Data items
[start]

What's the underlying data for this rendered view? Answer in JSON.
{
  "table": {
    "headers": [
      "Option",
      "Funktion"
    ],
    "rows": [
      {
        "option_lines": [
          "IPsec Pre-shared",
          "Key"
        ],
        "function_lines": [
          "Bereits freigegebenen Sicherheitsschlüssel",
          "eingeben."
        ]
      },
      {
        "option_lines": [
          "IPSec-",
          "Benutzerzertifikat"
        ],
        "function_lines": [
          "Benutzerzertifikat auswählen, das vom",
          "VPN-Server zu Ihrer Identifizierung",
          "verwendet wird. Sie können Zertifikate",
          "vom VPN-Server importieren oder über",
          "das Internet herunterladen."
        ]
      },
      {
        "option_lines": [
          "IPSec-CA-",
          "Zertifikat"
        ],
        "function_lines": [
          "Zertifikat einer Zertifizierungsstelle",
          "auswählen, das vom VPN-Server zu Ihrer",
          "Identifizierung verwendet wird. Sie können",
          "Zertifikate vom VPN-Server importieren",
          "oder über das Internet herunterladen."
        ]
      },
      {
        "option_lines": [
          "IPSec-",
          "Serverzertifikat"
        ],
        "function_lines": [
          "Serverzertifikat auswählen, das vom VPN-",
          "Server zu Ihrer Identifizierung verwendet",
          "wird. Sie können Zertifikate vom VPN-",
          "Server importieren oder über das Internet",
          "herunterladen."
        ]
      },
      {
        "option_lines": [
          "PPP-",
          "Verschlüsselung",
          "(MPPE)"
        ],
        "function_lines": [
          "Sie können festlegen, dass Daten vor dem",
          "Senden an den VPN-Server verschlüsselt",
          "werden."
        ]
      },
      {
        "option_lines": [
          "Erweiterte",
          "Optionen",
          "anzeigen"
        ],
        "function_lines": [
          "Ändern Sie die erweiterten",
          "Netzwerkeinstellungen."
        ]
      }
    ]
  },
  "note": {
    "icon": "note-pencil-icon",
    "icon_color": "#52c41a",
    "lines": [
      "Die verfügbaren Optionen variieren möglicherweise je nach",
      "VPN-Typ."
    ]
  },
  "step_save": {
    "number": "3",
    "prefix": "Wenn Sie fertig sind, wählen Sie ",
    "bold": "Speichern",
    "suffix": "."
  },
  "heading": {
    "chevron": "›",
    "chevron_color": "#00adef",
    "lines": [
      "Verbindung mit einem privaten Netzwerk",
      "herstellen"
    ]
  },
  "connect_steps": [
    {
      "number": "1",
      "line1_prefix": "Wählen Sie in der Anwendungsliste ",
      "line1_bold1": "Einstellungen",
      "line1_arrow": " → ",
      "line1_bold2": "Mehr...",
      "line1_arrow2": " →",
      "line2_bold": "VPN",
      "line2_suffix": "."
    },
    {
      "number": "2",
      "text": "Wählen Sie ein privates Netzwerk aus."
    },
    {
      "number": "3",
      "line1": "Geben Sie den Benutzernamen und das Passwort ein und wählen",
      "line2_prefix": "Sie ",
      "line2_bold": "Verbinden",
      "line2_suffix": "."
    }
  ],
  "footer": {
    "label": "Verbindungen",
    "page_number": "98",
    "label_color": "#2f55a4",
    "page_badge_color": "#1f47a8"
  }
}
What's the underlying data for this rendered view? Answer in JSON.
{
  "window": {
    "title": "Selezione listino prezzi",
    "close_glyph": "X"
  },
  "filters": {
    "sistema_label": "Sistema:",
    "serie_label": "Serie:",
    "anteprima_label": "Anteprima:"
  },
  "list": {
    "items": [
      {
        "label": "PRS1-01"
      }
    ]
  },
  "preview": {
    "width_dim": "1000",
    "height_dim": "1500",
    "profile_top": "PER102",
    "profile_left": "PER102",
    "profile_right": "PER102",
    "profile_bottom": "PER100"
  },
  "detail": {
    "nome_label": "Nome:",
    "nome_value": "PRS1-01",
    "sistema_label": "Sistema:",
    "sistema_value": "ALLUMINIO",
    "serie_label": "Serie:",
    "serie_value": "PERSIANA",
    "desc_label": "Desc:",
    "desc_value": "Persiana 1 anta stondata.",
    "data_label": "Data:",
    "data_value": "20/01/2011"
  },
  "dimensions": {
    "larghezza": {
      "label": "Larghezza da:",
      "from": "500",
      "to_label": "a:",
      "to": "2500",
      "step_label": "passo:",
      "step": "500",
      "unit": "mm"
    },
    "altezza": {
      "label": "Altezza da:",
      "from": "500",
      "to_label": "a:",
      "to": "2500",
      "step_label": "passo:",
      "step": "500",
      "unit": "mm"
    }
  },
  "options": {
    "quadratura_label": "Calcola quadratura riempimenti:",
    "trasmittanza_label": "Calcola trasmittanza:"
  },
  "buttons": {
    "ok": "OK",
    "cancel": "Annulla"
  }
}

[end]

__INSTRUCTION__:
Output the entries exactly.

__RESPONSE TO THE TASK__:
What's the underlying data for this rendered view? Answer in JSON.
{
  "table": {
    "headers": [
      "Option",
      "Funktion"
    ],
    "rows": [
      {
        "option_lines": [
          "IPsec Pre-shared",
          "Key"
        ],
        "function_lines": [
          "Bereits freigegebenen Sicherheitsschlüssel",
          "eingeben."
        ]
      },
      {
        "option_lines": [
          "IPSec-",
          "Benutzerzertifikat"
        ],
        "function_lines": [
          "Benutzerzertifikat auswählen, das vom",
          "VPN-Server zu Ihrer Identifizierung",
          "verwendet wird. Sie können Zertifikate",
          "vom VPN-Server importieren oder über",
          "das Internet herunterladen."
        ]
      },
      {
        "option_lines": [
          "IPSec-CA-",
          "Zertifikat"
        ],
        "function_lines": [
          "Zertifikat einer Zertifizierungsstelle",
          "auswählen, das vom VPN-Server zu Ihrer",
          "Identifizierung verwendet wird. Sie können",
          "Zertifikate vom VPN-Server importieren",
          "oder über das Internet herunterladen."
        ]
      },
      {
        "option_lines": [
          "IPSec-",
          "Serverzertifikat"
        ],
        "function_lines": [
          "Serverzertifikat auswählen, das vom VPN-",
          "Server zu Ihrer Identifizierung verwendet",
          "wird. Sie können Zertifikate vom VPN-",
          "Server importieren oder über das Internet",
          "herunterladen."
        ]
      },
      {
        "option_lines": [
          "PPP-",
          "Verschlüsselung",
          "(MPPE)"
        ],
        "function_lines": [
          "Sie können festlegen, dass Daten vor dem",
          "Senden an den VPN-Server verschlüsselt",
          "werden."
        ]
      },
      {
        "option_lines": [
          "Erweiterte",
          "Optionen",
          "anzeigen"
        ],
        "function_lines": [
          "Ändern Sie die erweiterten",
          "Netzwerkeinstellungen."
        ]
      }
    ]
  },
  "note": {
    "icon": "note-pencil-icon",
    "icon_color": "#52c41a",
    "lines": [
      "Die verfügbaren Optionen variieren möglicherweise je nach",
      "VPN-Typ."
    ]
  },
  "step_save": {
    "number": "3",
    "prefix": "Wenn Sie fertig sind, wählen Sie ",
    "bold": "Speichern",
    "suffix": "."
  },
  "heading": {
    "chevron": "›",
    "chevron_color": "#00adef",
    "lines": [
      "Verbindung mit einem privaten Netzwerk",
      "herstellen"
    ]
  },
  "connect_steps": [
    {
      "number": "1",
      "line1_prefix": "Wählen Sie in der Anwendungsliste ",
      "line1_bold1": "Einstellungen",
      "line1_arrow": " → ",
      "line1_bold2": "Mehr...",
      "line1_arrow2": " →",
      "line2_bold": "VPN",
      "line2_suffix": "."
    },
    {
      "number": "2",
      "text": "Wählen Sie ein privates Netzwerk aus."
    },
    {
      "number": "3",
      "line1": "Geben Sie den Benutzernamen und das Passwort ein und wählen",
      "line2_prefix": "Sie ",
      "line2_bold": "Verbinden",
      "line2_suffix": "."
    }
  ],
  "footer": {
    "label": "Verbindungen",
    "page_number": "98",
    "label_color": "#2f55a4",
    "page_badge_color": "#1f47a8"
  }
}
What's the underlying data for this rendered view? Answer in JSON.
{
  "window": {
    "title": "Selezione listino prezzi",
    "close_glyph": "X"
  },
  "filters": {
    "sistema_label": "Sistema:",
    "serie_label": "Serie:",
    "anteprima_label": "Anteprima:"
  },
  "list": {
    "items": [
      {
        "label": "PRS1-01"
      }
    ]
  },
  "preview": {
    "width_dim": "1000",
    "height_dim": "1500",
    "profile_top": "PER102",
    "profile_left": "PER102",
    "profile_right": "PER102",
    "profile_bottom": "PER100"
  },
  "detail": {
    "nome_label": "Nome:",
    "nome_value": "PRS1-01",
    "sistema_label": "Sistema:",
    "sistema_value": "ALLUMINIO",
    "serie_label": "Serie:",
    "serie_value": "PERSIANA",
    "desc_label": "Desc:",
    "desc_value": "Persiana 1 anta stondata.",
    "data_label": "Data:",
    "data_value": "20/01/2011"
  },
  "dimensions": {
    "larghezza": {
      "label": "Larghezza da:",
      "from": "500",
      "to_label": "a:",
      "to": "2500",
      "step_label": "passo:",
      "step": "500",
      "unit": "mm"
    },
    "altezza": {
      "label": "Altezza da:",
      "from": "500",
      "to_label": "a:",
      "to": "2500",
      "step_label": "passo:",
      "step": "500",
      "unit": "mm"
    }
  },
  "options": {
    "quadratura_label": "Calcola quadratura riempimenti:",
    "trasmittanza_label": "Calcola trasmittanza:"
  },
  "buttons": {
    "ok": "OK",
    "cancel": "Annulla"
  }
}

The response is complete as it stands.